Task description:
Exclude the pictures, then repeat the remaining data exactly.

· · ·

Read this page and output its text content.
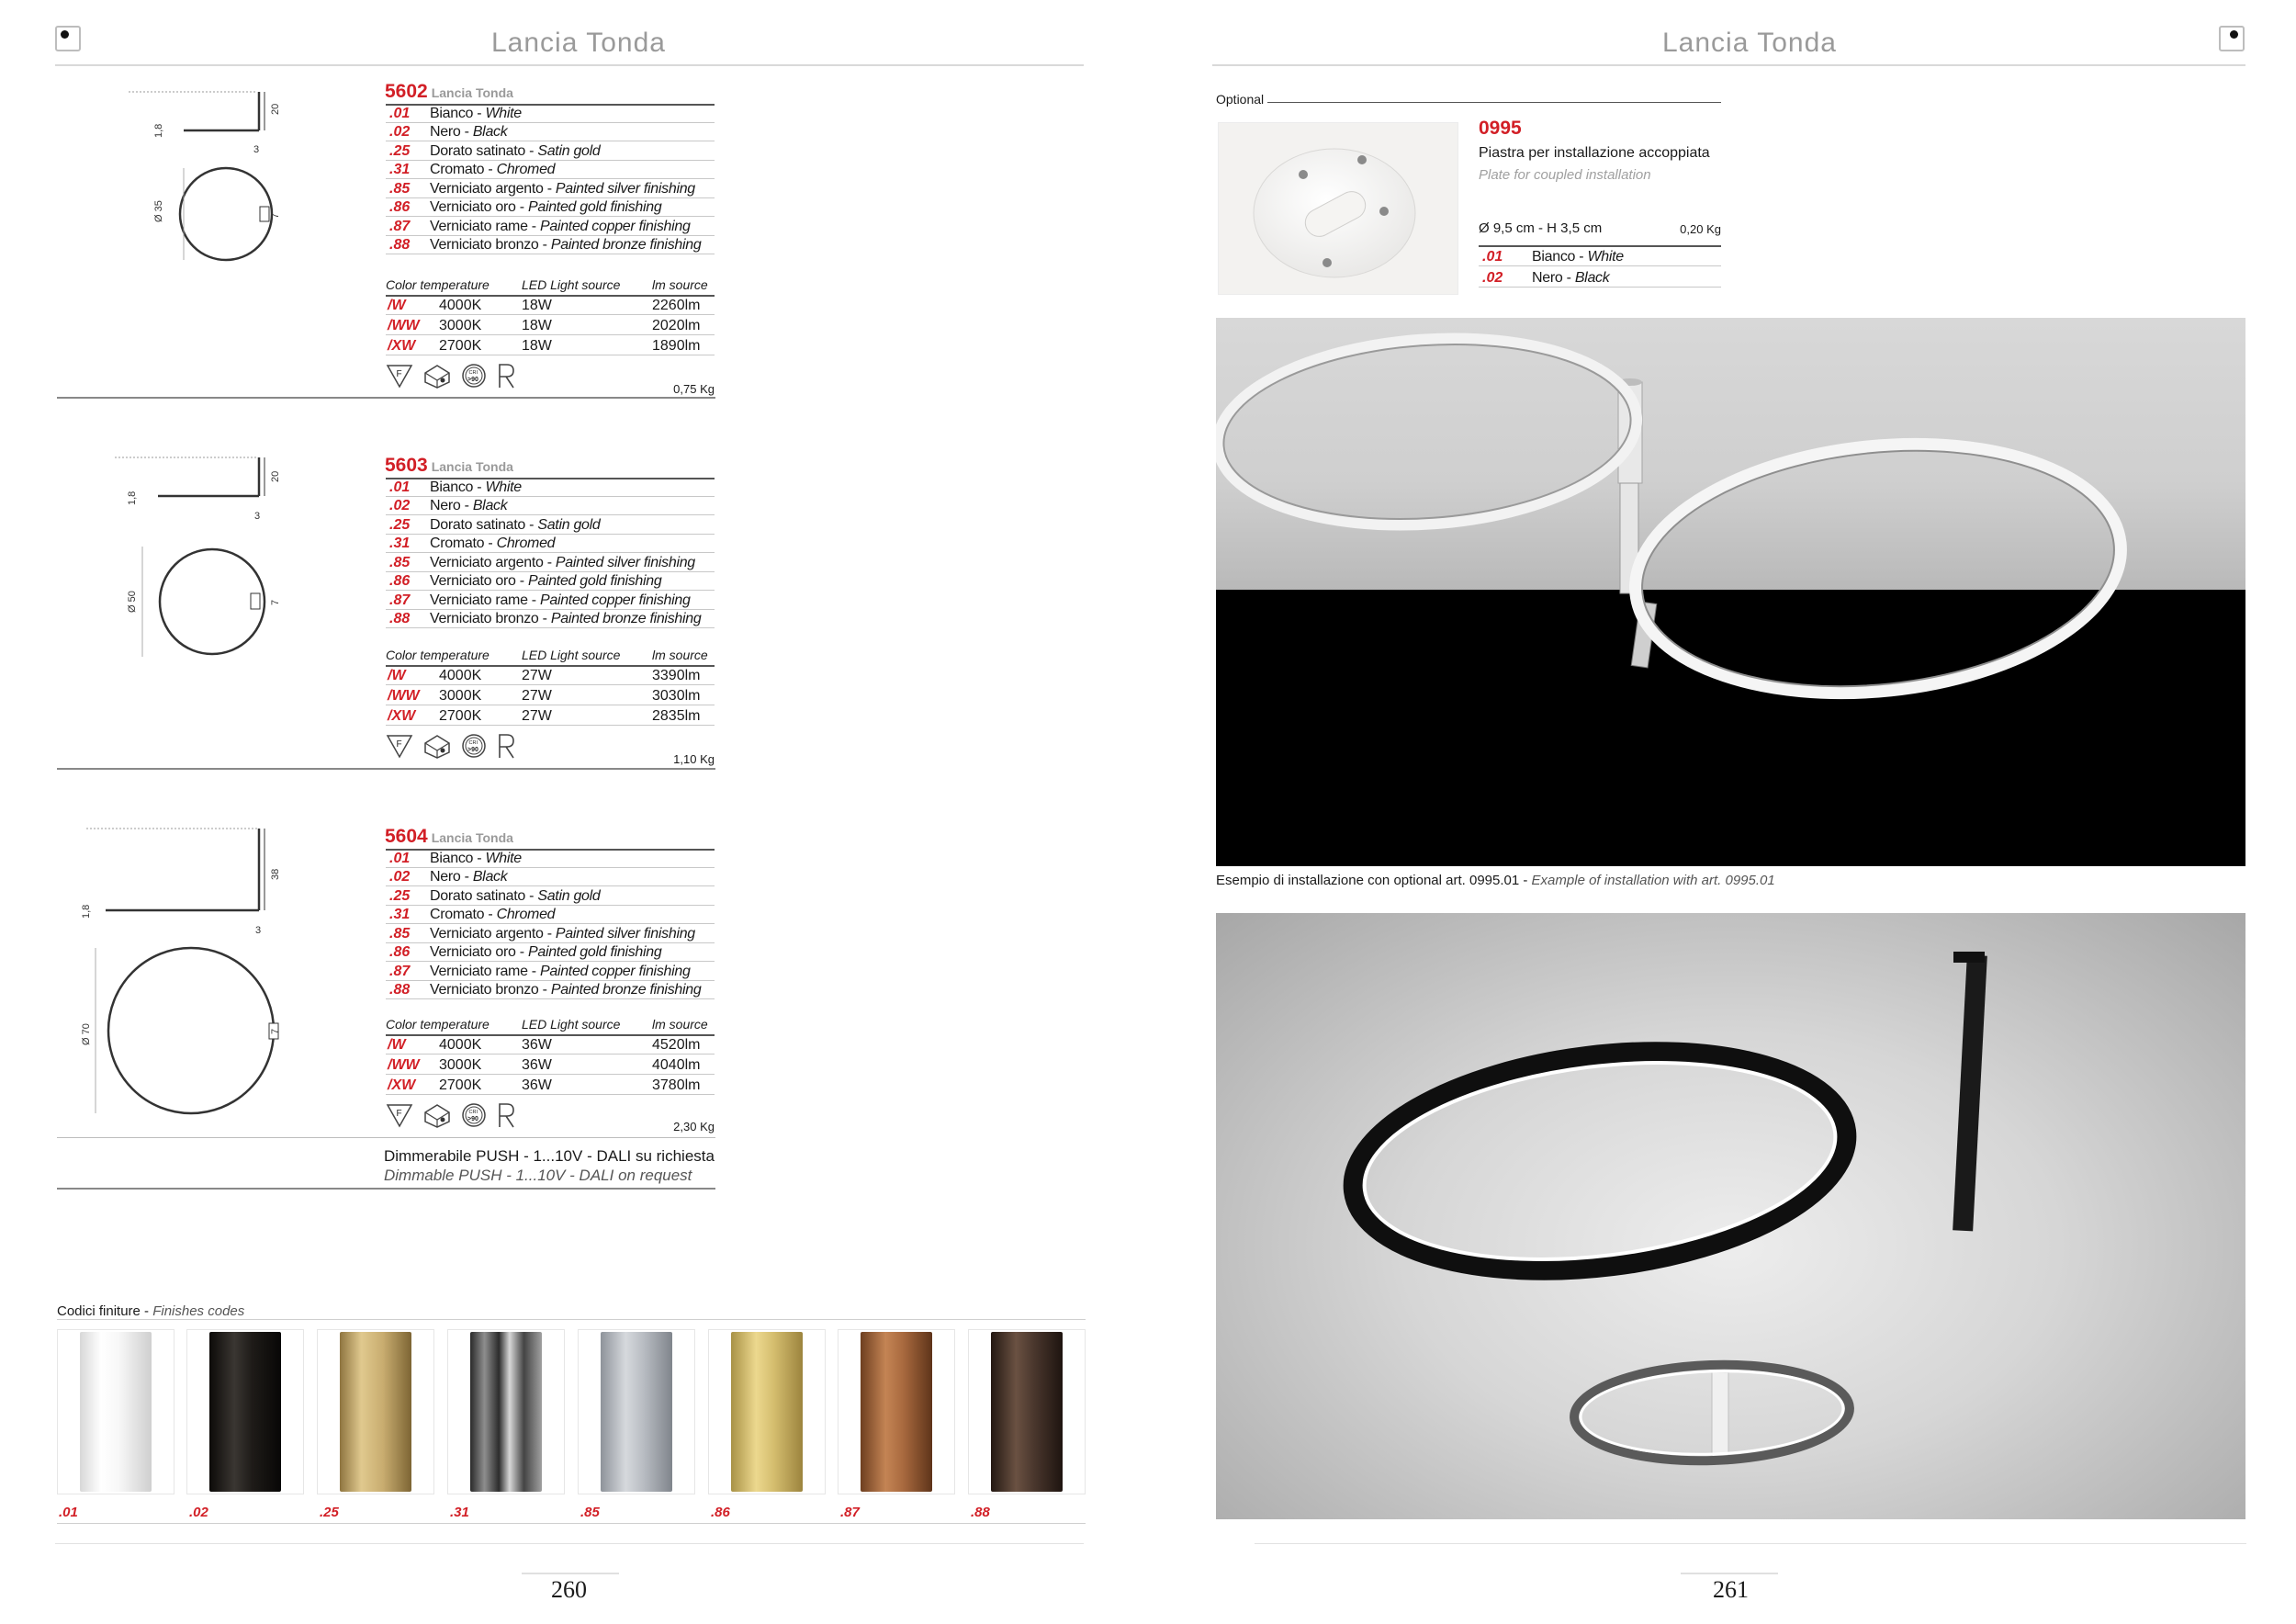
Lancia Tonda
20
1,8
3
Ø 35	7
5602 Lancia Tonda
.01	Bianco - White
.02	Nero - Black
.25	Dorato satinato - Satin gold
.31	Cromato - Chromed
.85	Verniciato argento - Painted silver finishing
.86	Verniciato oro - Painted gold finishing
.87	Verniciato rame - Painted copper finishing
.88	Verniciato bronzo - Painted bronze finishing
Color temperature	LED Light source	lm source
/W	4000K	18W	2260lm
/WW	3000K	18W	2020lm
/XW	2700K	18W	1890lm
F	CRI
>90
0,75 Kg
20
1,8
3
Ø 50	7
5603 Lancia Tonda
.01	Bianco - White
.02	Nero - Black
.25	Dorato satinato - Satin gold
.31	Cromato - Chromed
.85	Verniciato argento - Painted silver finishing
.86	Verniciato oro - Painted gold finishing
.87	Verniciato rame - Painted copper finishing
.88	Verniciato bronzo - Painted bronze finishing
Color temperature	LED Light source	lm source
/W	4000K	27W	3390lm
/WW	3000K	27W	3030lm
/XW	2700K	27W	2835lm
F	CRI
>90
1,10 Kg
38
1,8
3
Ø 70	7
5604 Lancia Tonda
.01	Bianco - White
.02	Nero - Black
.25	Dorato satinato - Satin gold
.31	Cromato - Chromed
.85	Verniciato argento - Painted silver finishing
.86	Verniciato oro - Painted gold finishing
.87	Verniciato rame - Painted copper finishing
.88	Verniciato bronzo - Painted bronze finishing
Color temperature	LED Light source	lm source
/W	4000K	36W	4520lm
/WW	3000K	36W	4040lm
/XW	2700K	36W	3780lm
F	CRI
>90
2,30 Kg
Dimmerabile PUSH - 1...10V - DALI su richiesta
Dimmable PUSH - 1...10V - DALI on request
Codici finiture - Finishes codes
.01	.02	.25	.31	.85	.86	.87	.88
260
Lancia Tonda
Optional
0995
Piastra per installazione accoppiata
Plate for coupled installation
Ø 9,5 cm - H 3,5 cm	0,20 Kg
.01	Bianco - White
.02	Nero - Black
Esempio di installazione con optional art. 0995.01 - Example of installation with art. 0995.01
261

· · ·

The reply:
Read this page and output its text content.
Lancia Tonda
20
1,8
3
Ø 35	7
5602 Lancia Tonda
.01	Bianco - White
.02	Nero - Black
.25	Dorato satinato - Satin gold
.31	Cromato - Chromed
.85	Verniciato argento - Painted silver finishing
.86	Verniciato oro - Painted gold finishing
.87	Verniciato rame - Painted copper finishing
.88	Verniciato bronzo - Painted bronze finishing
Color temperature	LED Light source	lm source
/W	4000K	18W	2260lm
/WW	3000K	18W	2020lm
/XW	2700K	18W	1890lm
F	CRI
>90
0,75 Kg
20
1,8
3
Ø 50	7
5603 Lancia Tonda
.01	Bianco - White
.02	Nero - Black
.25	Dorato satinato - Satin gold
.31	Cromato - Chromed
.85	Verniciato argento - Painted silver finishing
.86	Verniciato oro - Painted gold finishing
.87	Verniciato rame - Painted copper finishing
.88	Verniciato bronzo - Painted bronze finishing
Color temperature	LED Light source	lm source
/W	4000K	27W	3390lm
/WW	3000K	27W	3030lm
/XW	2700K	27W	2835lm
F	CRI
>90
1,10 Kg
38
1,8
3
Ø 70	7
5604 Lancia Tonda
.01	Bianco - White
.02	Nero - Black
.25	Dorato satinato - Satin gold
.31	Cromato - Chromed
.85	Verniciato argento - Painted silver finishing
.86	Verniciato oro - Painted gold finishing
.87	Verniciato rame - Painted copper finishing
.88	Verniciato bronzo - Painted bronze finishing
Color temperature	LED Light source	lm source
/W	4000K	36W	4520lm
/WW	3000K	36W	4040lm
/XW	2700K	36W	3780lm
F	CRI
>90
2,30 Kg
Dimmerabile PUSH - 1...10V - DALI su richiesta
Dimmable PUSH - 1...10V - DALI on request
Codici finiture - Finishes codes
.01	.02	.25	.31	.85	.86	.87	.88
260
Lancia Tonda
Optional
0995
Piastra per installazione accoppiata
Plate for coupled installation
Ø 9,5 cm - H 3,5 cm	0,20 Kg
.01	Bianco - White
.02	Nero - Black
Esempio di installazione con optional art. 0995.01 - Example of installation with art. 0995.01
261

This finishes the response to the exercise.